Short task =>
Extract every line that contains the string "Sensorimotor".
-- BEGIN Material for this task --
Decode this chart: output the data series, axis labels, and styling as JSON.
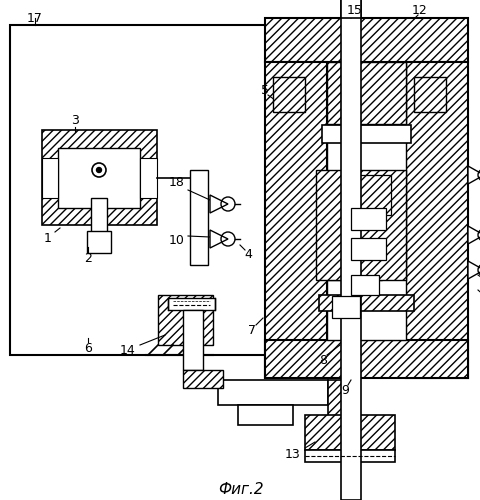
{
  "title": "Фиг.2",
  "bg_color": "#ffffff",
  "fig_w": 4.81,
  "fig_h": 5.0,
  "dpi": 100
}
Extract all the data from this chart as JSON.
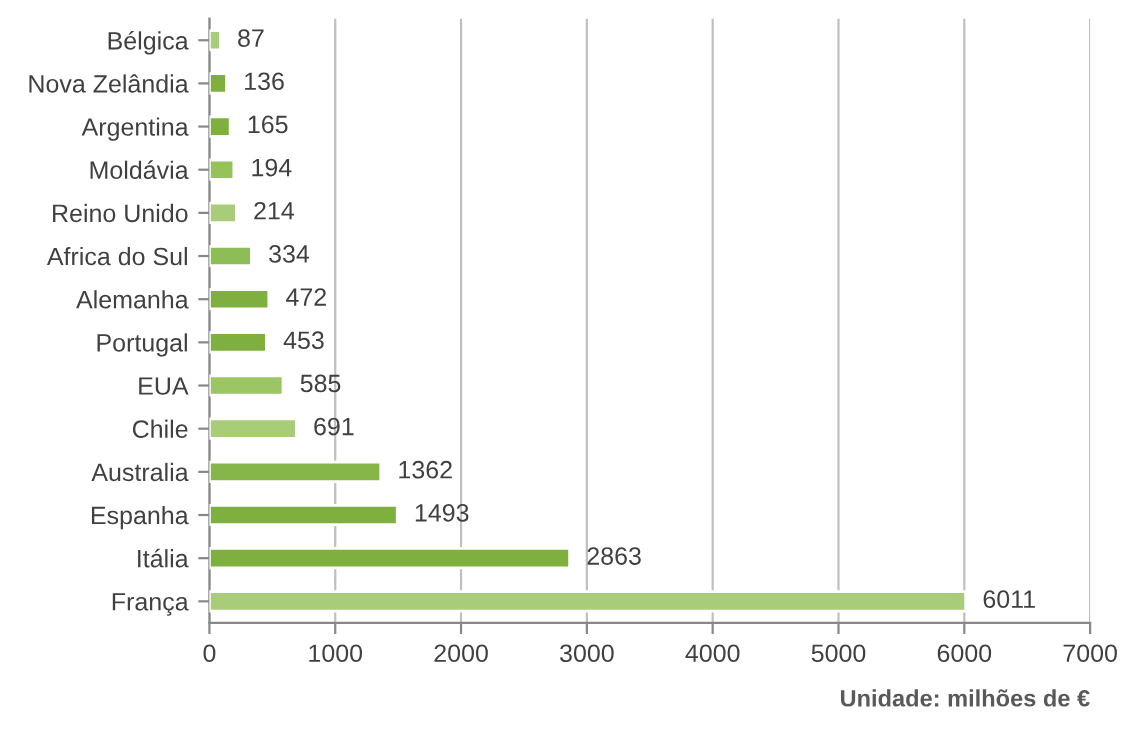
{
  "chart_data": {
    "type": "bar",
    "orientation": "horizontal",
    "xlabel": "Unidade: milhões de €",
    "categories": [
      "Bélgica",
      "Nova Zelândia",
      "Argentina",
      "Moldávia",
      "Reino Unido",
      "Africa do Sul",
      "Alemanha",
      "Portugal",
      "EUA",
      "Chile",
      "Australia",
      "Espanha",
      "Itália",
      "França"
    ],
    "values": [
      87,
      136,
      165,
      194,
      214,
      334,
      472,
      453,
      585,
      691,
      1362,
      1493,
      2863,
      6011
    ],
    "colors": [
      "#a8cc78",
      "#7fb03e",
      "#7fb03e",
      "#96c25a",
      "#a8cc78",
      "#8fbd55",
      "#7fb03e",
      "#7fb03e",
      "#9cc566",
      "#a8cc78",
      "#86b64a",
      "#7fb03e",
      "#7fb03e",
      "#a8cc78"
    ],
    "xlim": [
      0,
      7000
    ],
    "xticks": [
      0,
      1000,
      2000,
      3000,
      4000,
      5000,
      6000,
      7000
    ],
    "grid": "x",
    "data_labels": true
  }
}
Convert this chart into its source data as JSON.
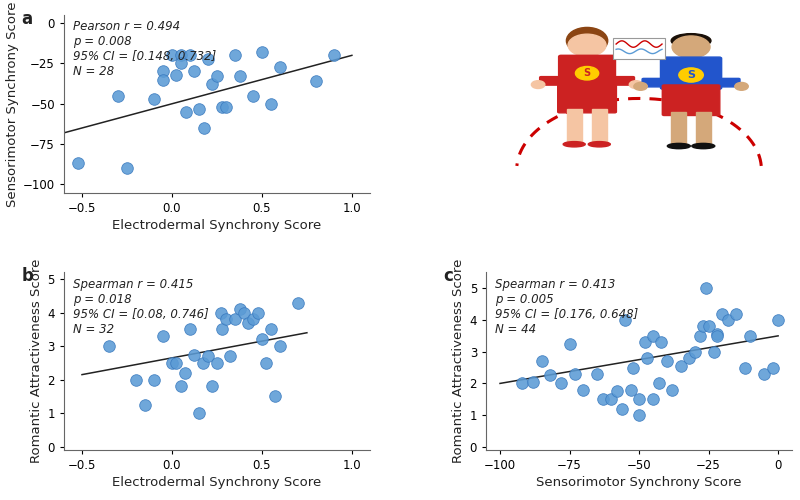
{
  "panel_a": {
    "label": "a",
    "stat_text": "Pearson r = 0.494\np = 0.008\n95% CI = [0.148, 0.732]\nN = 28",
    "xlabel": "Electrodermal Synchrony Score",
    "ylabel": "Sensorimotor Synchrony Score",
    "xlim": [
      -0.6,
      1.1
    ],
    "ylim": [
      -105,
      5
    ],
    "xticks": [
      -0.5,
      0.0,
      0.5,
      1.0
    ],
    "yticks": [
      0,
      -25,
      -50,
      -75,
      -100
    ],
    "x": [
      -0.52,
      -0.3,
      -0.25,
      -0.1,
      -0.05,
      -0.05,
      0.0,
      0.02,
      0.05,
      0.05,
      0.08,
      0.1,
      0.12,
      0.15,
      0.18,
      0.2,
      0.22,
      0.25,
      0.28,
      0.3,
      0.35,
      0.38,
      0.45,
      0.5,
      0.55,
      0.6,
      0.8,
      0.9
    ],
    "y": [
      -87,
      -45,
      -90,
      -47,
      -30,
      -35,
      -20,
      -32,
      -20,
      -25,
      -55,
      -20,
      -30,
      -53,
      -65,
      -22,
      -38,
      -33,
      -52,
      -52,
      -20,
      -33,
      -45,
      -18,
      -50,
      -27,
      -36,
      -20
    ],
    "line_x": [
      -0.6,
      1.0
    ],
    "line_y": [
      -68,
      -20
    ],
    "dot_color": "#5b9bd5",
    "dot_size": 70,
    "dot_edgecolor": "#3a7abf",
    "line_color": "#222222"
  },
  "panel_b": {
    "label": "b",
    "stat_text": "Spearman r = 0.415\np = 0.018\n95% CI = [0.08, 0.746]\nN = 32",
    "xlabel": "Electrodermal Synchrony Score",
    "ylabel": "Romantic Attractiveness Score",
    "xlim": [
      -0.6,
      1.1
    ],
    "ylim": [
      -0.1,
      5.2
    ],
    "xticks": [
      -0.5,
      0.0,
      0.5,
      1.0
    ],
    "yticks": [
      0,
      1,
      2,
      3,
      4,
      5
    ],
    "x": [
      -0.35,
      -0.2,
      -0.15,
      -0.1,
      -0.05,
      0.0,
      0.02,
      0.05,
      0.07,
      0.1,
      0.12,
      0.15,
      0.17,
      0.2,
      0.22,
      0.25,
      0.27,
      0.28,
      0.3,
      0.32,
      0.35,
      0.38,
      0.4,
      0.42,
      0.45,
      0.48,
      0.5,
      0.52,
      0.55,
      0.57,
      0.6,
      0.7
    ],
    "y": [
      3.0,
      2.0,
      1.25,
      2.0,
      3.3,
      2.5,
      2.5,
      1.8,
      2.2,
      3.5,
      2.75,
      1.0,
      2.5,
      2.7,
      1.8,
      2.5,
      4.0,
      3.5,
      3.8,
      2.7,
      3.8,
      4.1,
      4.0,
      3.7,
      3.8,
      4.0,
      3.2,
      2.5,
      3.5,
      1.5,
      3.0,
      4.3
    ],
    "line_x": [
      -0.5,
      0.75
    ],
    "line_y": [
      2.15,
      3.4
    ],
    "dot_color": "#5b9bd5",
    "dot_size": 70,
    "dot_edgecolor": "#3a7abf",
    "line_color": "#222222"
  },
  "panel_c": {
    "label": "c",
    "stat_text": "Spearman r = 0.413\np = 0.005\n95% CI = [0.176, 0.648]\nN = 44",
    "xlabel": "Sensorimotor Synchrony Score",
    "ylabel": "Romantic Attractiveness Score",
    "xlim": [
      -105,
      5
    ],
    "ylim": [
      -0.1,
      5.5
    ],
    "xticks": [
      -100,
      -75,
      -50,
      -25,
      0
    ],
    "yticks": [
      0,
      1,
      2,
      3,
      4,
      5
    ],
    "x": [
      -92,
      -88,
      -85,
      -82,
      -78,
      -75,
      -73,
      -70,
      -65,
      -63,
      -60,
      -58,
      -56,
      -55,
      -53,
      -52,
      -50,
      -50,
      -48,
      -47,
      -45,
      -45,
      -43,
      -42,
      -40,
      -38,
      -35,
      -32,
      -30,
      -28,
      -27,
      -26,
      -25,
      -23,
      -22,
      -22,
      -20,
      -18,
      -15,
      -12,
      -10,
      -5,
      -2,
      0
    ],
    "y": [
      2.0,
      2.05,
      2.7,
      2.25,
      2.0,
      3.25,
      2.3,
      1.8,
      2.3,
      1.5,
      1.5,
      1.75,
      1.2,
      4.0,
      1.8,
      2.5,
      1.0,
      1.5,
      3.3,
      2.8,
      1.5,
      3.5,
      2.0,
      3.3,
      2.7,
      1.8,
      2.55,
      2.8,
      3.0,
      3.5,
      3.8,
      5.0,
      3.8,
      3.0,
      3.55,
      3.5,
      4.2,
      4.0,
      4.2,
      2.5,
      3.5,
      2.3,
      2.5,
      4.0
    ],
    "line_x": [
      -100,
      0
    ],
    "line_y": [
      2.0,
      3.5
    ],
    "dot_color": "#5b9bd5",
    "dot_size": 70,
    "dot_edgecolor": "#3a7abf",
    "line_color": "#222222"
  },
  "bg_color": "#ffffff",
  "text_color": "#222222",
  "font_size_label": 9.5,
  "font_size_stat": 8.5,
  "font_size_tick": 8.5
}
-- END Material for this task --
Answer to this task =>
    "ylabel": "Sensorimotor Synchrony Score",
    "xlabel": "Sensorimotor Synchrony Score",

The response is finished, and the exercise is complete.